> **Short exercise**:
Make an exact copy of the records, with the images left out.

>> start Data for this task

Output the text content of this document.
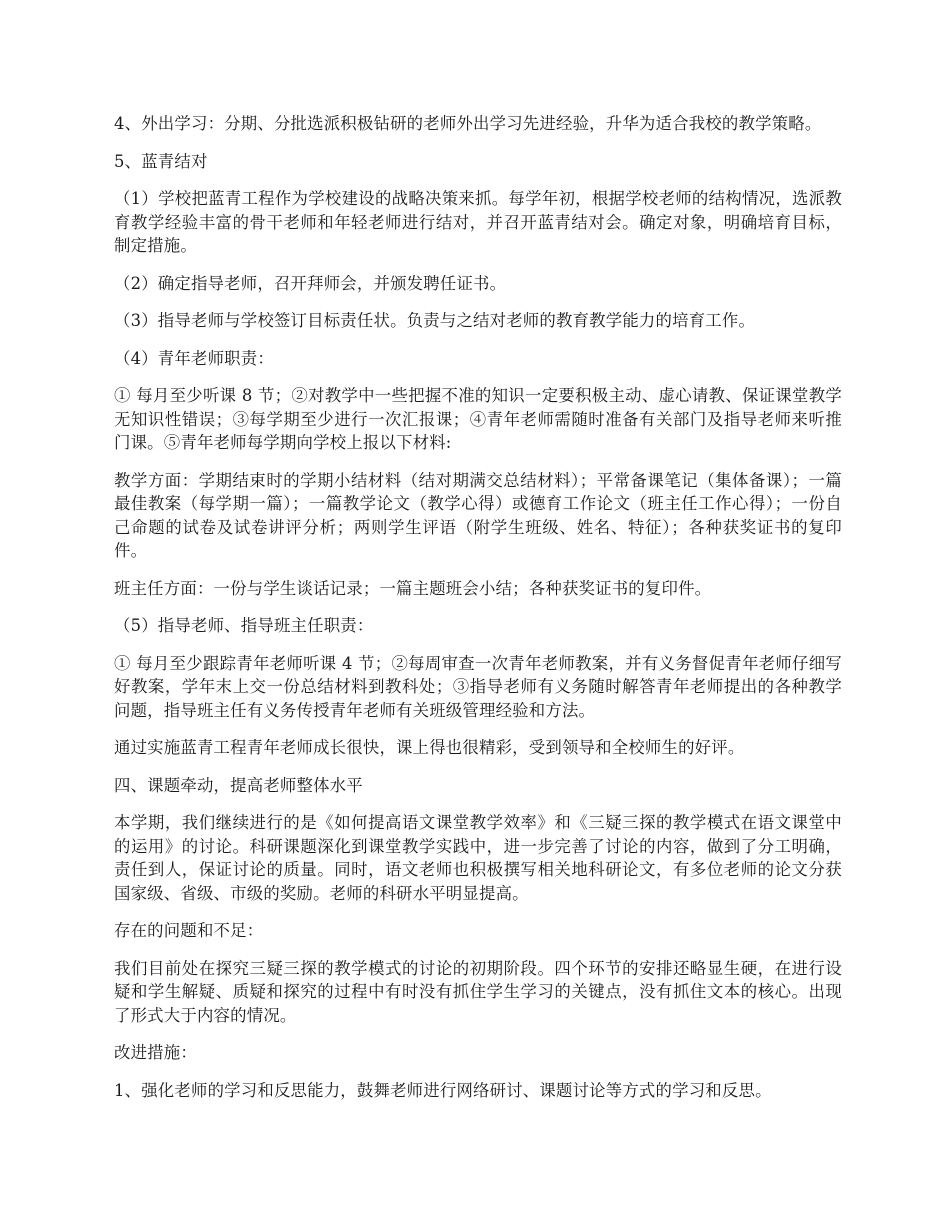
4、外出学习：分期、分批选派积极钻研的老师外出学习先进经验，升华为适合我校的教学策略。

5、蓝青结对

（1）学校把蓝青工程作为学校建设的战略决策来抓。每学年初，根据学校老师的结构情况，选派教育教学经验丰富的骨干老师和年轻老师进行结对，并召开蓝青结对会。确定对象，明确培育目标，制定措施。

（2）确定指导老师，召开拜师会，并颁发聘任证书。

（3）指导老师与学校签订目标责任状。负责与之结对老师的教育教学能力的培育工作。

（4）青年老师职责：

① 每月至少听课 8 节；②对教学中一些把握不准的知识一定要积极主动、虚心请教、保证课堂教学无知识性错误；③每学期至少进行一次汇报课；④青年老师需随时准备有关部门及指导老师来听推门课。⑤青年老师每学期向学校上报以下材料:

教学方面：学期结束时的学期小结材料（结对期满交总结材料）；平常备课笔记（集体备课）；一篇最佳教案（每学期一篇）；一篇教学论文（教学心得）或德育工作论文（班主任工作心得）；一份自己命题的试卷及试卷讲评分析；两则学生评语（附学生班级、姓名、特征）；各种获奖证书的复印件。

班主任方面：一份与学生谈话记录；一篇主题班会小结；各种获奖证书的复印件。

（5）指导老师、指导班主任职责：

① 每月至少跟踪青年老师听课 4 节；②每周审查一次青年老师教案，并有义务督促青年老师仔细写好教案，学年末上交一份总结材料到教科处；③指导老师有义务随时解答青年老师提出的各种教学问题，指导班主任有义务传授青年老师有关班级管理经验和方法。

通过实施蓝青工程青年老师成长很快，课上得也很精彩，受到领导和全校师生的好评。

四、课题牵动，提高老师整体水平

本学期，我们继续进行的是《如何提高语文课堂教学效率》和《三疑三探的教学模式在语文课堂中的运用》的讨论。科研课题深化到课堂教学实践中，进一步完善了讨论的内容，做到了分工明确，责任到人，保证讨论的质量。同时，语文老师也积极撰写相关地科研论文，有多位老师的论文分获国家级、省级、市级的奖励。老师的科研水平明显提高。

存在的问题和不足：

我们目前处在探究三疑三探的教学模式的讨论的初期阶段。四个环节的安排还略显生硬，在进行设疑和学生解疑、质疑和探究的过程中有时没有抓住学生学习的关键点，没有抓住文本的核心。出现了形式大于内容的情况。

改进措施：

1、强化老师的学习和反思能力，鼓舞老师进行网络研讨、课题讨论等方式的学习和反思。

>> end Data for this task

> **Full solution**:
Output the text content of this document.
4、外出学习：分期、分批选派积极钻研的老师外出学习先进经验，升华为适合我校的教学策略。

5、蓝青结对

（1）学校把蓝青工程作为学校建设的战略决策来抓。每学年初，根据学校老师的结构情况，选派教育教学经验丰富的骨干老师和年轻老师进行结对，并召开蓝青结对会。确定对象，明确培育目标，制定措施。

（2）确定指导老师，召开拜师会，并颁发聘任证书。

（3）指导老师与学校签订目标责任状。负责与之结对老师的教育教学能力的培育工作。

（4）青年老师职责：

① 每月至少听课 8 节；②对教学中一些把握不准的知识一定要积极主动、虚心请教、保证课堂教学无知识性错误；③每学期至少进行一次汇报课；④青年老师需随时准备有关部门及指导老师来听推门课。⑤青年老师每学期向学校上报以下材料:

教学方面：学期结束时的学期小结材料（结对期满交总结材料）；平常备课笔记（集体备课）；一篇最佳教案（每学期一篇）；一篇教学论文（教学心得）或德育工作论文（班主任工作心得）；一份自己命题的试卷及试卷讲评分析；两则学生评语（附学生班级、姓名、特征）；各种获奖证书的复印件。

班主任方面：一份与学生谈话记录；一篇主题班会小结；各种获奖证书的复印件。

（5）指导老师、指导班主任职责：

① 每月至少跟踪青年老师听课 4 节；②每周审查一次青年老师教案，并有义务督促青年老师仔细写好教案，学年末上交一份总结材料到教科处；③指导老师有义务随时解答青年老师提出的各种教学问题，指导班主任有义务传授青年老师有关班级管理经验和方法。

通过实施蓝青工程青年老师成长很快，课上得也很精彩，受到领导和全校师生的好评。

四、课题牵动，提高老师整体水平

本学期，我们继续进行的是《如何提高语文课堂教学效率》和《三疑三探的教学模式在语文课堂中的运用》的讨论。科研课题深化到课堂教学实践中，进一步完善了讨论的内容，做到了分工明确，责任到人，保证讨论的质量。同时，语文老师也积极撰写相关地科研论文，有多位老师的论文分获国家级、省级、市级的奖励。老师的科研水平明显提高。

存在的问题和不足：

我们目前处在探究三疑三探的教学模式的讨论的初期阶段。四个环节的安排还略显生硬，在进行设疑和学生解疑、质疑和探究的过程中有时没有抓住学生学习的关键点，没有抓住文本的核心。出现了形式大于内容的情况。

改进措施：

1、强化老师的学习和反思能力，鼓舞老师进行网络研讨、课题讨论等方式的学习和反思。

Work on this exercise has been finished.